▶ [WRITTEN PROBLEM] Copy each line exactly.
** Start INPUT RECORDS **
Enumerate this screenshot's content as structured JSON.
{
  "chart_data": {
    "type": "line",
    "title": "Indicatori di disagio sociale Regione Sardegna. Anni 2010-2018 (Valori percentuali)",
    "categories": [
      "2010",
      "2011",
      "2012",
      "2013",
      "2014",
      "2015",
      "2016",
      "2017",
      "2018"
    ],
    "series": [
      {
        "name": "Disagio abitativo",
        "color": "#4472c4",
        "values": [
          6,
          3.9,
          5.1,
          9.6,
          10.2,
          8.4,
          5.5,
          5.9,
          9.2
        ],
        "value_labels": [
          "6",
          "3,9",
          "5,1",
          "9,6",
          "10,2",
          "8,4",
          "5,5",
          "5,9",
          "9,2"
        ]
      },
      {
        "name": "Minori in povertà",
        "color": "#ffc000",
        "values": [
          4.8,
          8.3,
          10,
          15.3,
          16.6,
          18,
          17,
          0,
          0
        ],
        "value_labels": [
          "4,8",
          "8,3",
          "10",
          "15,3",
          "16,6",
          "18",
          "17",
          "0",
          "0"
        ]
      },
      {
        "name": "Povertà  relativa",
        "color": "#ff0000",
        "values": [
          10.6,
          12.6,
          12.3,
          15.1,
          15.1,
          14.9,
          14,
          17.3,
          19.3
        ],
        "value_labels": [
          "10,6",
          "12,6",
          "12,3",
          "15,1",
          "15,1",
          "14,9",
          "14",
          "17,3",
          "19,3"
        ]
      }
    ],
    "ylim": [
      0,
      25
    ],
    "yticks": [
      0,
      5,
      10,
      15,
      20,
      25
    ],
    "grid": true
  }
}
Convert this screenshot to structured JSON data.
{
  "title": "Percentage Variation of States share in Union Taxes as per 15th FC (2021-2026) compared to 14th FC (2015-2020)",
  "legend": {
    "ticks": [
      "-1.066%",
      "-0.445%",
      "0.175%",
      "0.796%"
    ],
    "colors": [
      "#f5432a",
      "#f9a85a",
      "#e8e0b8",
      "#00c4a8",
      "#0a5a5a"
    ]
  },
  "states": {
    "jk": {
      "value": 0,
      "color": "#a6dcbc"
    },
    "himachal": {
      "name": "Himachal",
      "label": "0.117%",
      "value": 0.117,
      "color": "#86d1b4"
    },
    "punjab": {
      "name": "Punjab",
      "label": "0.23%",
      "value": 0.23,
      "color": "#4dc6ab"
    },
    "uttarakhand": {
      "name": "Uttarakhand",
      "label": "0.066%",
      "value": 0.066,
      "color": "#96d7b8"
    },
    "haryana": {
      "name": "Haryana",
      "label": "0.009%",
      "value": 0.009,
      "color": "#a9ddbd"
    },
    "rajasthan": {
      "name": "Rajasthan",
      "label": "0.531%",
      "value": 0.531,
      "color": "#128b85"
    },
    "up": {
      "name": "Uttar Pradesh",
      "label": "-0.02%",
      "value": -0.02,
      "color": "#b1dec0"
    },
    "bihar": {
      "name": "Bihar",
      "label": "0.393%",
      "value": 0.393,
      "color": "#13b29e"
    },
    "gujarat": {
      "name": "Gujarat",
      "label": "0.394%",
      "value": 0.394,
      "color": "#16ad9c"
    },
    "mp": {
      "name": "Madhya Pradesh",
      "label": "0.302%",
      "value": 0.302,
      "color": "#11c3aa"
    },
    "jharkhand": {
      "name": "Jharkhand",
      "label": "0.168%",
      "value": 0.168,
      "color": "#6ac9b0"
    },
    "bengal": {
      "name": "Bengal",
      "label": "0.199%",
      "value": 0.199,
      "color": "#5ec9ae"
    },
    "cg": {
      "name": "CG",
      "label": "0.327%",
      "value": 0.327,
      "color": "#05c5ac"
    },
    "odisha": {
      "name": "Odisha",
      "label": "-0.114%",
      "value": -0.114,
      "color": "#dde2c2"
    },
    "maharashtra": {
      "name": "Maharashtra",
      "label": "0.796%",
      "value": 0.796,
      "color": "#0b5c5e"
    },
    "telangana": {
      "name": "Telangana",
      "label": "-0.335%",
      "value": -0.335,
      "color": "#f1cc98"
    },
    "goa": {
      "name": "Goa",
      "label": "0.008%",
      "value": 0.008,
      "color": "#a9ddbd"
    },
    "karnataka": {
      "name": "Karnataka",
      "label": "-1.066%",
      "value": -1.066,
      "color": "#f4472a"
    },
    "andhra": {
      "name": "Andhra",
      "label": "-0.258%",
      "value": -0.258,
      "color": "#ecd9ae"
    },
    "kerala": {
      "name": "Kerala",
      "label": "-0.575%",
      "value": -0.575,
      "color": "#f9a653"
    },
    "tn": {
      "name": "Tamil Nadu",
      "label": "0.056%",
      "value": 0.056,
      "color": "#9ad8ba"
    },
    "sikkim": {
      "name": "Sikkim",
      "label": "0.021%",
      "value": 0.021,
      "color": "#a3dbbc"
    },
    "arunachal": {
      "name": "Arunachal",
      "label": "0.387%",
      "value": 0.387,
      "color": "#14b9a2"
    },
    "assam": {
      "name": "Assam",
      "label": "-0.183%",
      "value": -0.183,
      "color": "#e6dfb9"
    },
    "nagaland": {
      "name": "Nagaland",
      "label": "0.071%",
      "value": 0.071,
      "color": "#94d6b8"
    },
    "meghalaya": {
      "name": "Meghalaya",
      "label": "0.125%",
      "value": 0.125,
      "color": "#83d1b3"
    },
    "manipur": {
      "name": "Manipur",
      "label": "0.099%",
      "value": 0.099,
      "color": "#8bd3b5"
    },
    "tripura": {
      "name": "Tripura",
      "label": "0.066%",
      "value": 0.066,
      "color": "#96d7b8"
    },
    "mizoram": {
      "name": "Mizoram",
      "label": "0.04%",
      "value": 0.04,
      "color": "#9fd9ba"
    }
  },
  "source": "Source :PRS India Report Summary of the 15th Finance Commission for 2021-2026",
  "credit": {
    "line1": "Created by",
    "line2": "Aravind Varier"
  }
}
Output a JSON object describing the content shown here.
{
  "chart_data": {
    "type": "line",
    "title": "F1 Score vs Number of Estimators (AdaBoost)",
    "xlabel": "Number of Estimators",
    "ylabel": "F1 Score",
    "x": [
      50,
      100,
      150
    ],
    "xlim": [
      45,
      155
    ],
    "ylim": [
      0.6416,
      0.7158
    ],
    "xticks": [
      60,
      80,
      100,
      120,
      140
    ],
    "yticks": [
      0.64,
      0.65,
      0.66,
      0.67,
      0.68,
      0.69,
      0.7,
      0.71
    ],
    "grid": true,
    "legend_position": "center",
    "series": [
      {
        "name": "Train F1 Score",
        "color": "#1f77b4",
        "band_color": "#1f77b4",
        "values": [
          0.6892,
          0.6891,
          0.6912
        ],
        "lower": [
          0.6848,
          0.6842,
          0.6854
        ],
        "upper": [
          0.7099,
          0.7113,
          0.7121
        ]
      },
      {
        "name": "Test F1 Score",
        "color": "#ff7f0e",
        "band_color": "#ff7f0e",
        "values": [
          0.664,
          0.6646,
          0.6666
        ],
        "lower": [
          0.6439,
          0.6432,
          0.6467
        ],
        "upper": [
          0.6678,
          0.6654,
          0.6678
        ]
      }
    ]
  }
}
** End INPUT RECORDS **
▶ [PROBLEM SOLUTION]
Enumerate this screenshot's content as structured JSON.
{
  "chart_data": {
    "type": "line",
    "title": "Indicatori di disagio sociale Regione Sardegna. Anni 2010-2018 (Valori percentuali)",
    "categories": [
      "2010",
      "2011",
      "2012",
      "2013",
      "2014",
      "2015",
      "2016",
      "2017",
      "2018"
    ],
    "series": [
      {
        "name": "Disagio abitativo",
        "color": "#4472c4",
        "values": [
          6,
          3.9,
          5.1,
          9.6,
          10.2,
          8.4,
          5.5,
          5.9,
          9.2
        ],
        "value_labels": [
          "6",
          "3,9",
          "5,1",
          "9,6",
          "10,2",
          "8,4",
          "5,5",
          "5,9",
          "9,2"
        ]
      },
      {
        "name": "Minori in povertà",
        "color": "#ffc000",
        "values": [
          4.8,
          8.3,
          10,
          15.3,
          16.6,
          18,
          17,
          0,
          0
        ],
        "value_labels": [
          "4,8",
          "8,3",
          "10",
          "15,3",
          "16,6",
          "18",
          "17",
          "0",
          "0"
        ]
      },
      {
        "name": "Povertà  relativa",
        "color": "#ff0000",
        "values": [
          10.6,
          12.6,
          12.3,
          15.1,
          15.1,
          14.9,
          14,
          17.3,
          19.3
        ],
        "value_labels": [
          "10,6",
          "12,6",
          "12,3",
          "15,1",
          "15,1",
          "14,9",
          "14",
          "17,3",
          "19,3"
        ]
      }
    ],
    "ylim": [
      0,
      25
    ],
    "yticks": [
      0,
      5,
      10,
      15,
      20,
      25
    ],
    "grid": true
  }
}
Convert this screenshot to structured JSON data.
{
  "title": "Percentage Variation of States share in Union Taxes as per 15th FC (2021-2026) compared to 14th FC (2015-2020)",
  "legend": {
    "ticks": [
      "-1.066%",
      "-0.445%",
      "0.175%",
      "0.796%"
    ],
    "colors": [
      "#f5432a",
      "#f9a85a",
      "#e8e0b8",
      "#00c4a8",
      "#0a5a5a"
    ]
  },
  "states": {
    "jk": {
      "value": 0,
      "color": "#a6dcbc"
    },
    "himachal": {
      "name": "Himachal",
      "label": "0.117%",
      "value": 0.117,
      "color": "#86d1b4"
    },
    "punjab": {
      "name": "Punjab",
      "label": "0.23%",
      "value": 0.23,
      "color": "#4dc6ab"
    },
    "uttarakhand": {
      "name": "Uttarakhand",
      "label": "0.066%",
      "value": 0.066,
      "color": "#96d7b8"
    },
    "haryana": {
      "name": "Haryana",
      "label": "0.009%",
      "value": 0.009,
      "color": "#a9ddbd"
    },
    "rajasthan": {
      "name": "Rajasthan",
      "label": "0.531%",
      "value": 0.531,
      "color": "#128b85"
    },
    "up": {
      "name": "Uttar Pradesh",
      "label": "-0.02%",
      "value": -0.02,
      "color": "#b1dec0"
    },
    "bihar": {
      "name": "Bihar",
      "label": "0.393%",
      "value": 0.393,
      "color": "#13b29e"
    },
    "gujarat": {
      "name": "Gujarat",
      "label": "0.394%",
      "value": 0.394,
      "color": "#16ad9c"
    },
    "mp": {
      "name": "Madhya Pradesh",
      "label": "0.302%",
      "value": 0.302,
      "color": "#11c3aa"
    },
    "jharkhand": {
      "name": "Jharkhand",
      "label": "0.168%",
      "value": 0.168,
      "color": "#6ac9b0"
    },
    "bengal": {
      "name": "Bengal",
      "label": "0.199%",
      "value": 0.199,
      "color": "#5ec9ae"
    },
    "cg": {
      "name": "CG",
      "label": "0.327%",
      "value": 0.327,
      "color": "#05c5ac"
    },
    "odisha": {
      "name": "Odisha",
      "label": "-0.114%",
      "value": -0.114,
      "color": "#dde2c2"
    },
    "maharashtra": {
      "name": "Maharashtra",
      "label": "0.796%",
      "value": 0.796,
      "color": "#0b5c5e"
    },
    "telangana": {
      "name": "Telangana",
      "label": "-0.335%",
      "value": -0.335,
      "color": "#f1cc98"
    },
    "goa": {
      "name": "Goa",
      "label": "0.008%",
      "value": 0.008,
      "color": "#a9ddbd"
    },
    "karnataka": {
      "name": "Karnataka",
      "label": "-1.066%",
      "value": -1.066,
      "color": "#f4472a"
    },
    "andhra": {
      "name": "Andhra",
      "label": "-0.258%",
      "value": -0.258,
      "color": "#ecd9ae"
    },
    "kerala": {
      "name": "Kerala",
      "label": "-0.575%",
      "value": -0.575,
      "color": "#f9a653"
    },
    "tn": {
      "name": "Tamil Nadu",
      "label": "0.056%",
      "value": 0.056,
      "color": "#9ad8ba"
    },
    "sikkim": {
      "name": "Sikkim",
      "label": "0.021%",
      "value": 0.021,
      "color": "#a3dbbc"
    },
    "arunachal": {
      "name": "Arunachal",
      "label": "0.387%",
      "value": 0.387,
      "color": "#14b9a2"
    },
    "assam": {
      "name": "Assam",
      "label": "-0.183%",
      "value": -0.183,
      "color": "#e6dfb9"
    },
    "nagaland": {
      "name": "Nagaland",
      "label": "0.071%",
      "value": 0.071,
      "color": "#94d6b8"
    },
    "meghalaya": {
      "name": "Meghalaya",
      "label": "0.125%",
      "value": 0.125,
      "color": "#83d1b3"
    },
    "manipur": {
      "name": "Manipur",
      "label": "0.099%",
      "value": 0.099,
      "color": "#8bd3b5"
    },
    "tripura": {
      "name": "Tripura",
      "label": "0.066%",
      "value": 0.066,
      "color": "#96d7b8"
    },
    "mizoram": {
      "name": "Mizoram",
      "label": "0.04%",
      "value": 0.04,
      "color": "#9fd9ba"
    }
  },
  "source": "Source :PRS India Report Summary of the 15th Finance Commission for 2021-2026",
  "credit": {
    "line1": "Created by",
    "line2": "Aravind Varier"
  }
}
Output a JSON object describing the content shown here.
{
  "chart_data": {
    "type": "line",
    "title": "F1 Score vs Number of Estimators (AdaBoost)",
    "xlabel": "Number of Estimators",
    "ylabel": "F1 Score",
    "x": [
      50,
      100,
      150
    ],
    "xlim": [
      45,
      155
    ],
    "ylim": [
      0.6416,
      0.7158
    ],
    "xticks": [
      60,
      80,
      100,
      120,
      140
    ],
    "yticks": [
      0.64,
      0.65,
      0.66,
      0.67,
      0.68,
      0.69,
      0.7,
      0.71
    ],
    "grid": true,
    "legend_position": "center",
    "series": [
      {
        "name": "Train F1 Score",
        "color": "#1f77b4",
        "band_color": "#1f77b4",
        "values": [
          0.6892,
          0.6891,
          0.6912
        ],
        "lower": [
          0.6848,
          0.6842,
          0.6854
        ],
        "upper": [
          0.7099,
          0.7113,
          0.7121
        ]
      },
      {
        "name": "Test F1 Score",
        "color": "#ff7f0e",
        "band_color": "#ff7f0e",
        "values": [
          0.664,
          0.6646,
          0.6666
        ],
        "lower": [
          0.6439,
          0.6432,
          0.6467
        ],
        "upper": [
          0.6678,
          0.6654,
          0.6678
        ]
      }
    ]
  }
}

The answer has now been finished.